**Stored dataset items**
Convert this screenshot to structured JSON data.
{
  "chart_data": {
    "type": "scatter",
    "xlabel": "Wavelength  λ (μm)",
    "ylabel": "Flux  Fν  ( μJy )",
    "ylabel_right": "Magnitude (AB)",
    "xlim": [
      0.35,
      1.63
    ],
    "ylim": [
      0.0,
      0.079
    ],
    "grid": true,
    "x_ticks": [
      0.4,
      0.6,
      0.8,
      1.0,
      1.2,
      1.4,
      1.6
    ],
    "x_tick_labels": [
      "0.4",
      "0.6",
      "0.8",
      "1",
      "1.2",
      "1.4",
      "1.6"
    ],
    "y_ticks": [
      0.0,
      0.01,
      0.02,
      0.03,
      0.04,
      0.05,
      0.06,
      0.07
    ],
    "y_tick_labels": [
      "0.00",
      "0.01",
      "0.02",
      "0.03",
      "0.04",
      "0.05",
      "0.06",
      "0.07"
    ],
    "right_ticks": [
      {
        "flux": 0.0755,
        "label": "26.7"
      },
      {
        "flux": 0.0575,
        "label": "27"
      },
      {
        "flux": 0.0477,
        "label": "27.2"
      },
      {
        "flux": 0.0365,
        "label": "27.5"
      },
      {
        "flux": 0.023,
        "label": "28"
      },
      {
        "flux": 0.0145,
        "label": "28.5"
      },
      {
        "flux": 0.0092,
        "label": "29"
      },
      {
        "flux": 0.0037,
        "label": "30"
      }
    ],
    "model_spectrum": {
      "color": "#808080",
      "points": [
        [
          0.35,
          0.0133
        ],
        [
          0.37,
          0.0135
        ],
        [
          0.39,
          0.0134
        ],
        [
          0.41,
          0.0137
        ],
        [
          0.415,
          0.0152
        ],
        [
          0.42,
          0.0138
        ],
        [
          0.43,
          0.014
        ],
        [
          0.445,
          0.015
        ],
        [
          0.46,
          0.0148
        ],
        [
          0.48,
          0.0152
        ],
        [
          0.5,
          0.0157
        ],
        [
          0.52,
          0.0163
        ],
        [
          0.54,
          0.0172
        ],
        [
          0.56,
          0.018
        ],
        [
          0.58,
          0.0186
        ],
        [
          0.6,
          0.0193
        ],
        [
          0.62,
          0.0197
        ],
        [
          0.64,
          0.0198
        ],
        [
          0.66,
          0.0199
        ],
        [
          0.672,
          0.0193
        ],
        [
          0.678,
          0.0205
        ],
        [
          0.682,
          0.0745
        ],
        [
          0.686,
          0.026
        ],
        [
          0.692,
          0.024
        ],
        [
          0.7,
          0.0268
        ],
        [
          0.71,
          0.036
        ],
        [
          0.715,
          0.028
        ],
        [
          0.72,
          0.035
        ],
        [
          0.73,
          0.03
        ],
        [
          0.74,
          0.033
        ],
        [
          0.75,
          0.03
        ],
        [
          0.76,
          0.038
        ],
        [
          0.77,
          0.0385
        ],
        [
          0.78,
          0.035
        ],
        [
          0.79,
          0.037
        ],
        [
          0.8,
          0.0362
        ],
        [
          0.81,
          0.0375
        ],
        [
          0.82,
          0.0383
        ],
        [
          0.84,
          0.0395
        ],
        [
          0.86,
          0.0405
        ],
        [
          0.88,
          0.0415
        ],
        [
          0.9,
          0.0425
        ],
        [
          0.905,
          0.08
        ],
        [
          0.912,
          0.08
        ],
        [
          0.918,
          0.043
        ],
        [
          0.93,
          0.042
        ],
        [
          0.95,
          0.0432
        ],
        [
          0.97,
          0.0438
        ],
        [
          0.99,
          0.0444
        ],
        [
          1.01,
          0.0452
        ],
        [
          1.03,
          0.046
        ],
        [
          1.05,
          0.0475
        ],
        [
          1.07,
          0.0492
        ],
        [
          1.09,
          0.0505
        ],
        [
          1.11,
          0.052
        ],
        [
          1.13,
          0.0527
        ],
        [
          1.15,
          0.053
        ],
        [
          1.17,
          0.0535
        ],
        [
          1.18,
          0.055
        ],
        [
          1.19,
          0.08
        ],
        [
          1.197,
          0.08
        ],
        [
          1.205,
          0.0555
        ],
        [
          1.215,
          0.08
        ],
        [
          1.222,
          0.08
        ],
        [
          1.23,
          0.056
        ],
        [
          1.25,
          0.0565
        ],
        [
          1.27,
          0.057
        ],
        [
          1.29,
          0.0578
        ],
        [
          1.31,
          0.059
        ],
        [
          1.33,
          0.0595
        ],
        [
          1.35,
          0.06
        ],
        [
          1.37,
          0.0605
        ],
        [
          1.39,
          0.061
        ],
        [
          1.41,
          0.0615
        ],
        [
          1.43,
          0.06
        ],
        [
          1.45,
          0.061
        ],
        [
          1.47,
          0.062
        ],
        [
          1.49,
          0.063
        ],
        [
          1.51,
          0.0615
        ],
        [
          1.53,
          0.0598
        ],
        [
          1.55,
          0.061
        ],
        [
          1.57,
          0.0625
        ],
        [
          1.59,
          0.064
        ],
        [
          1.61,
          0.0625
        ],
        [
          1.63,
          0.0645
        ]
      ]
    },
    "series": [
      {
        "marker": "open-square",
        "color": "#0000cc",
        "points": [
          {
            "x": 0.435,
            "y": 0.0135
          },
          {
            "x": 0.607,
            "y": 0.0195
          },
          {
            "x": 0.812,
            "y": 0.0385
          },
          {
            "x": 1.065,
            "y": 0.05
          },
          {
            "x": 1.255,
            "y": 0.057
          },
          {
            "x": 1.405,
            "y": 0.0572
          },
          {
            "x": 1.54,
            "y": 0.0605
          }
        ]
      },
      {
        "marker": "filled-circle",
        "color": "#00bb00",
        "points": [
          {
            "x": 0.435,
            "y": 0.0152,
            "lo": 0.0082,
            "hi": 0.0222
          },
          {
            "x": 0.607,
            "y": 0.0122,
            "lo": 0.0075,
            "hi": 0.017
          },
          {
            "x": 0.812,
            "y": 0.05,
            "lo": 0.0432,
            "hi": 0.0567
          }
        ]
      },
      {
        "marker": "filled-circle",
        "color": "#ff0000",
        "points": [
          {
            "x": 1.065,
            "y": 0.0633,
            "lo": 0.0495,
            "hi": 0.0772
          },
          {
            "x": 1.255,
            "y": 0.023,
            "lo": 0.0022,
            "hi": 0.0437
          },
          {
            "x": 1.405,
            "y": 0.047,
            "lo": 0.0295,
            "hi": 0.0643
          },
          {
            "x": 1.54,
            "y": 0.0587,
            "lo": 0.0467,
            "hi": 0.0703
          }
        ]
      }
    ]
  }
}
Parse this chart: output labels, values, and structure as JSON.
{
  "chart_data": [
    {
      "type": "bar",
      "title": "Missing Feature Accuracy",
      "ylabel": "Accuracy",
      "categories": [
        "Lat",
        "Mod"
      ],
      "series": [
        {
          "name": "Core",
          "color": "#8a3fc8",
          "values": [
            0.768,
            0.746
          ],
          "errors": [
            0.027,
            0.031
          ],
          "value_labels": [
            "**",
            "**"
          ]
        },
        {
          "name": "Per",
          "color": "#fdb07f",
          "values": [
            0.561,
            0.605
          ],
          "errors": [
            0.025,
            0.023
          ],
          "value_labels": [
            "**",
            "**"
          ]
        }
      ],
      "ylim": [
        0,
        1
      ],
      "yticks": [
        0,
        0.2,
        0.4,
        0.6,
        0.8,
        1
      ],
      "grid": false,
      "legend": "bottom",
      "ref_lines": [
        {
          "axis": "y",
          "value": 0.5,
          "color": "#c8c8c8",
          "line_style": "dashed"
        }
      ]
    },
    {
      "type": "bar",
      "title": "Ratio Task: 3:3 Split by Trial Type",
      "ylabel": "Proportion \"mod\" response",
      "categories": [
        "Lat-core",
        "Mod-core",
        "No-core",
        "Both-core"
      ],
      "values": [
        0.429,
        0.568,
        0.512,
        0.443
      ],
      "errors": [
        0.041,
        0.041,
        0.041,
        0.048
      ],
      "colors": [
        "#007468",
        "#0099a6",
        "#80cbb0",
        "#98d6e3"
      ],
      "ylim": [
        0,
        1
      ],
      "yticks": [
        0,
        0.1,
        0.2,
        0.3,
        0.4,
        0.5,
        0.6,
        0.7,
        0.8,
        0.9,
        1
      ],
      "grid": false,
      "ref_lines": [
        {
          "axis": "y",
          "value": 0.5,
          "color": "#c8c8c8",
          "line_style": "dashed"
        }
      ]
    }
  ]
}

**What is needed**
Of all the lines above, how many contain "values"? Give the number and nothing more.

**Correct output**
4